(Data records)
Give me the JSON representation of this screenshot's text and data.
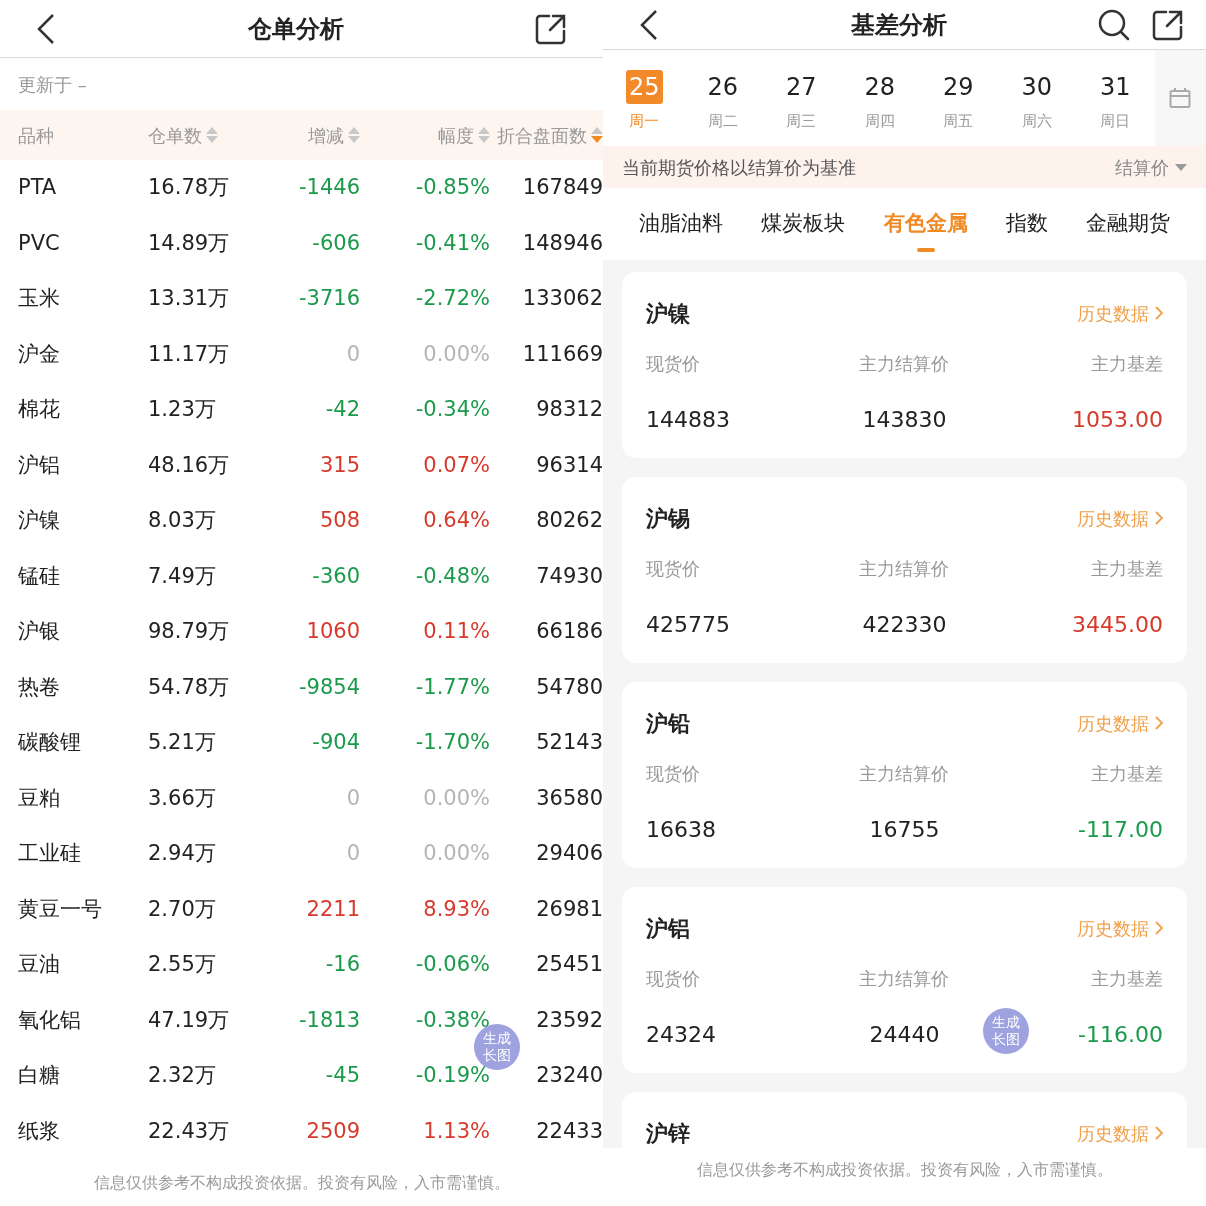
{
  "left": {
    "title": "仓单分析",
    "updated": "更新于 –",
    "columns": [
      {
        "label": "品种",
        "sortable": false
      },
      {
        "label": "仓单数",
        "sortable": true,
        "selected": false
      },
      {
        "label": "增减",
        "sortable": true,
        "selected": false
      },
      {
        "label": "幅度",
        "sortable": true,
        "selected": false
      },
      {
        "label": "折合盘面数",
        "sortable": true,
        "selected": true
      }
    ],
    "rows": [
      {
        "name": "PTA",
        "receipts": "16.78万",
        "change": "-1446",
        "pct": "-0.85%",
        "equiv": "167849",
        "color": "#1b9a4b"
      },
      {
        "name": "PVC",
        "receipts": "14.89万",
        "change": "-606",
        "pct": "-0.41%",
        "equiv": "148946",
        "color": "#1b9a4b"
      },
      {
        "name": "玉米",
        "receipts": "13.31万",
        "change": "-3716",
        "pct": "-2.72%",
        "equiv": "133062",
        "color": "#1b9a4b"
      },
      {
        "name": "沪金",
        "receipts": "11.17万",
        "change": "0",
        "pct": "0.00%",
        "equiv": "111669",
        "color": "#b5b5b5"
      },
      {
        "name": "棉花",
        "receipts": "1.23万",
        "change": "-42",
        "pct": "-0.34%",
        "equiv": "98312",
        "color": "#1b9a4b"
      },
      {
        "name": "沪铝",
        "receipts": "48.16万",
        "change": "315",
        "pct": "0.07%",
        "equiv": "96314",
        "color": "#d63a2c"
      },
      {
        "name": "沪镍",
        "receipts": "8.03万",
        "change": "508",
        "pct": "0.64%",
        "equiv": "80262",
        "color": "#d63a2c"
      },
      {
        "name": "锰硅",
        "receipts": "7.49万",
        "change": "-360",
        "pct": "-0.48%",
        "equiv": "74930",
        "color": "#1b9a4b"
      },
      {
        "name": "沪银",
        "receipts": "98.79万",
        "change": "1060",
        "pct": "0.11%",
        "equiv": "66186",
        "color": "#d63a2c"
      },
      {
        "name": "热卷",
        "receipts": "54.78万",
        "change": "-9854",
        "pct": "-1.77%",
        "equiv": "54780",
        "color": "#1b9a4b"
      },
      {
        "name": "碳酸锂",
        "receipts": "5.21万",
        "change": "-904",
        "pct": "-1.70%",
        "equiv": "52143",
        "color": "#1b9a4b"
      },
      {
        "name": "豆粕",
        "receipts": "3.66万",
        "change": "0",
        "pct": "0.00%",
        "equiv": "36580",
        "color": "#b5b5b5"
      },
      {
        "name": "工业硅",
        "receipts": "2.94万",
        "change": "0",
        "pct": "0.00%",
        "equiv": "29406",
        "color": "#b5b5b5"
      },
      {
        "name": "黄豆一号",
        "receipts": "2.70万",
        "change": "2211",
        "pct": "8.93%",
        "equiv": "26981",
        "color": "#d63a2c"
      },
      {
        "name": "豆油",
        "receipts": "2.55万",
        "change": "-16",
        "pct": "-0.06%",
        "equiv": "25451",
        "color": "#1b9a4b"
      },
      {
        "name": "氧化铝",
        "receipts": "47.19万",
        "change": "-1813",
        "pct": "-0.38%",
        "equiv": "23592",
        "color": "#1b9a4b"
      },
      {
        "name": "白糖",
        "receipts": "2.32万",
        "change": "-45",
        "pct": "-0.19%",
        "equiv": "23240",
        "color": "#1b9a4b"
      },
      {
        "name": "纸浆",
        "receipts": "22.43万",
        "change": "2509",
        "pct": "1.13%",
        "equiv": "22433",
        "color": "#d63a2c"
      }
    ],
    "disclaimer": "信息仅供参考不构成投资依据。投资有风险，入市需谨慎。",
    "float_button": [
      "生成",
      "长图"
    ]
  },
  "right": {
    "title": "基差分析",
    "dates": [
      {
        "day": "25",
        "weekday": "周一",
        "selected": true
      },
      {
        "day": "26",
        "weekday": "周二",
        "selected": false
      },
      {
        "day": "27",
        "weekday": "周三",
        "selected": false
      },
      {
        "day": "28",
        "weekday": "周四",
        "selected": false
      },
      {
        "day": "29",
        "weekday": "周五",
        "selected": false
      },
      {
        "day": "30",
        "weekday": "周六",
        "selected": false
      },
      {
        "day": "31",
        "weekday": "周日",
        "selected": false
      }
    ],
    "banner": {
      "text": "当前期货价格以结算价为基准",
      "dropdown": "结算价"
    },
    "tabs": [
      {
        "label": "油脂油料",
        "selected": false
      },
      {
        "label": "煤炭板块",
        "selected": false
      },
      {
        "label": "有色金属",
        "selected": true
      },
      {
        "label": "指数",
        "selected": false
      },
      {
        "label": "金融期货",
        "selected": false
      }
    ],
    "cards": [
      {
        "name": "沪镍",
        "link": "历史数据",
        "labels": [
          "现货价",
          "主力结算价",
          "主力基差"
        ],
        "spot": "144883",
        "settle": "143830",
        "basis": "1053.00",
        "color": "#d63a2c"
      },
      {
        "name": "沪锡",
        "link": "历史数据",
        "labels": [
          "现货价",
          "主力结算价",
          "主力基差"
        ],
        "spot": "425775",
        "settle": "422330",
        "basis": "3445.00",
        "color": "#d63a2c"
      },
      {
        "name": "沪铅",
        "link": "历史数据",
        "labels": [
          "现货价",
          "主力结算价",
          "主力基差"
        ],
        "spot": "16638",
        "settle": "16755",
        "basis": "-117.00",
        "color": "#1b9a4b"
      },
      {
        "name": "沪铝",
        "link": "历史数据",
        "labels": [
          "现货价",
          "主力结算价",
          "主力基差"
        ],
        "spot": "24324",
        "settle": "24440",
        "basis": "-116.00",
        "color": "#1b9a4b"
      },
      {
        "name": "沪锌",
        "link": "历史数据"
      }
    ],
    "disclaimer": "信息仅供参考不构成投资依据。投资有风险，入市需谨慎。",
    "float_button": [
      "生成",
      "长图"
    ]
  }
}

==

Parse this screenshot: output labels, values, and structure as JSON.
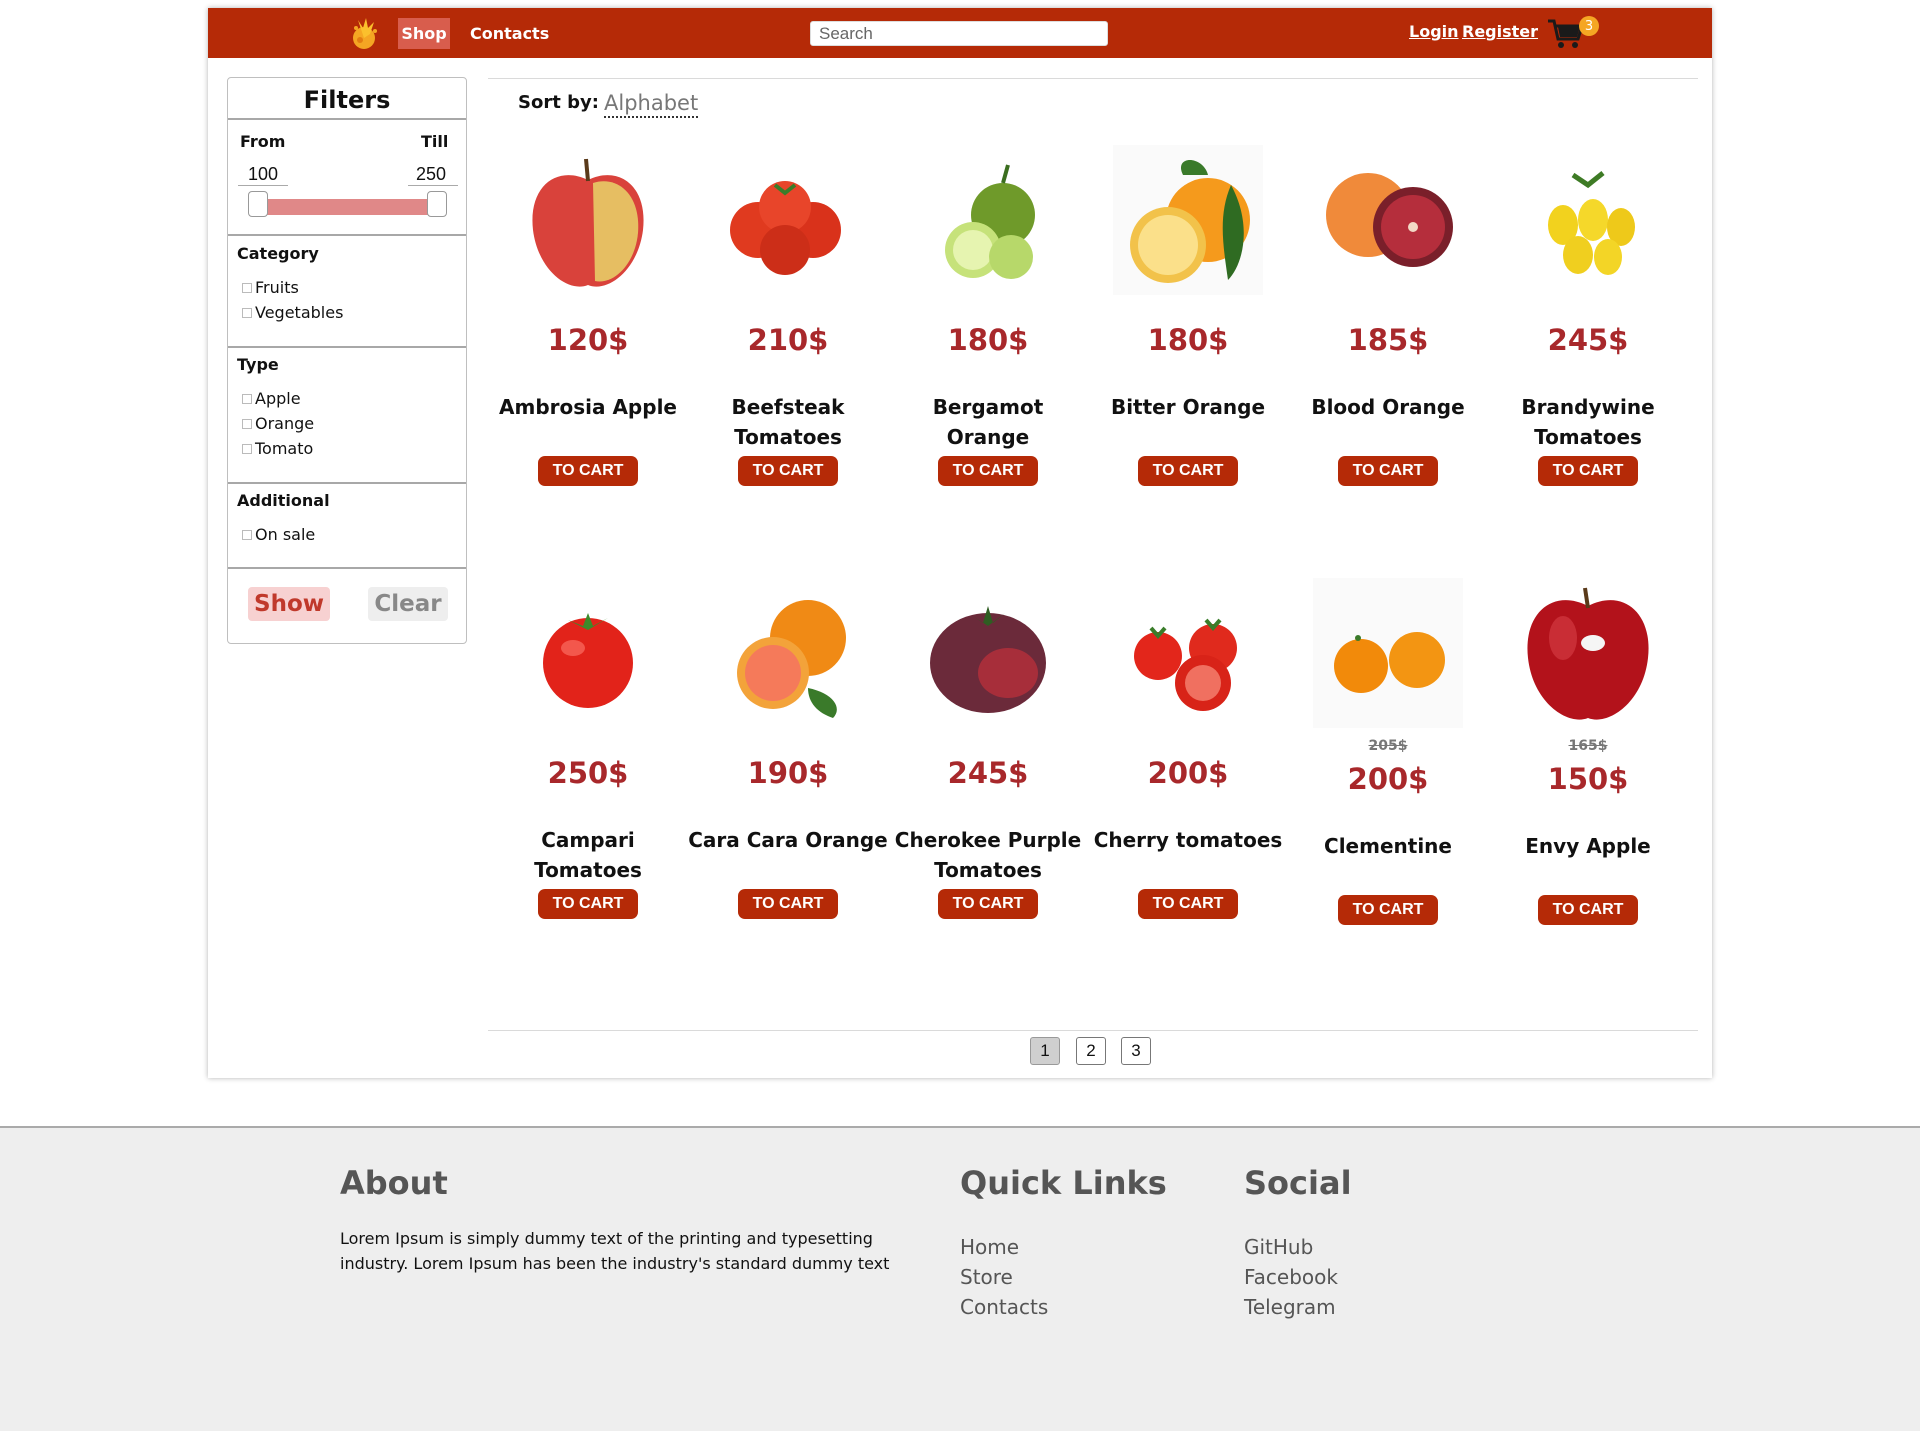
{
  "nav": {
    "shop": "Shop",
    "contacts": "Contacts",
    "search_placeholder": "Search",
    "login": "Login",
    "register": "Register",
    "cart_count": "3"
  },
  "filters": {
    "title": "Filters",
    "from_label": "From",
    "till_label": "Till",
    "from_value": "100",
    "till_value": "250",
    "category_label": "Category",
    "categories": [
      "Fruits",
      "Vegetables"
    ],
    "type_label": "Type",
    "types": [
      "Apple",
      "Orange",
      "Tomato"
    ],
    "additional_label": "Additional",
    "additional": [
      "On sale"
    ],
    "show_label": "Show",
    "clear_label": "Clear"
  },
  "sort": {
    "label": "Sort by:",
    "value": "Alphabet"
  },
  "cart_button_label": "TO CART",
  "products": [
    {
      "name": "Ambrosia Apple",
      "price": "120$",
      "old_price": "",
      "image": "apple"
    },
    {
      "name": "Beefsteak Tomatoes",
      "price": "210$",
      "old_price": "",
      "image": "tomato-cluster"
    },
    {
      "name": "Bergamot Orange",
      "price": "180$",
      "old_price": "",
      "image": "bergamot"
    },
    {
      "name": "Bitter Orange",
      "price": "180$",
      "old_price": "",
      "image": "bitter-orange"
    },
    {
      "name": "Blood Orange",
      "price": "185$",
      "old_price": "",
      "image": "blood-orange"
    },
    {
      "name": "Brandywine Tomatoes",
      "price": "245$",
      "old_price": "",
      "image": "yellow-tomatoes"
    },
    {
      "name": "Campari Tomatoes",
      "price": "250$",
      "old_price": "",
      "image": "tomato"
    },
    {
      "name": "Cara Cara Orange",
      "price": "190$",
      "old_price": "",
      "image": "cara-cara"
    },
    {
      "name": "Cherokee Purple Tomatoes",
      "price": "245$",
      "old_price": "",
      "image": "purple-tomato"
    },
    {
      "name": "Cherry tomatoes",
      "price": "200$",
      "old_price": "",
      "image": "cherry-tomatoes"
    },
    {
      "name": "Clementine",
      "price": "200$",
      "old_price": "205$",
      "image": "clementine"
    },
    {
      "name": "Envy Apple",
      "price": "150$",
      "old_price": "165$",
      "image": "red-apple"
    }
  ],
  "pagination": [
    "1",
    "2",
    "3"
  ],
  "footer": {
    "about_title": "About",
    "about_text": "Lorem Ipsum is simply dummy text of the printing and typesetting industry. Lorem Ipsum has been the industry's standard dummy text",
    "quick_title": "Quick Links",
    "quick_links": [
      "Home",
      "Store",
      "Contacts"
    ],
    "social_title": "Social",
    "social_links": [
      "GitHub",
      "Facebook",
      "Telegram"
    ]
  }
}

:: What the task requires ::
Where a line of the data holds "this", show that line.

:: Response to the task ::
Give me the JSON representation of this screenshot's text and data.
Parse this screenshot: output labels, values, and structure as JSON.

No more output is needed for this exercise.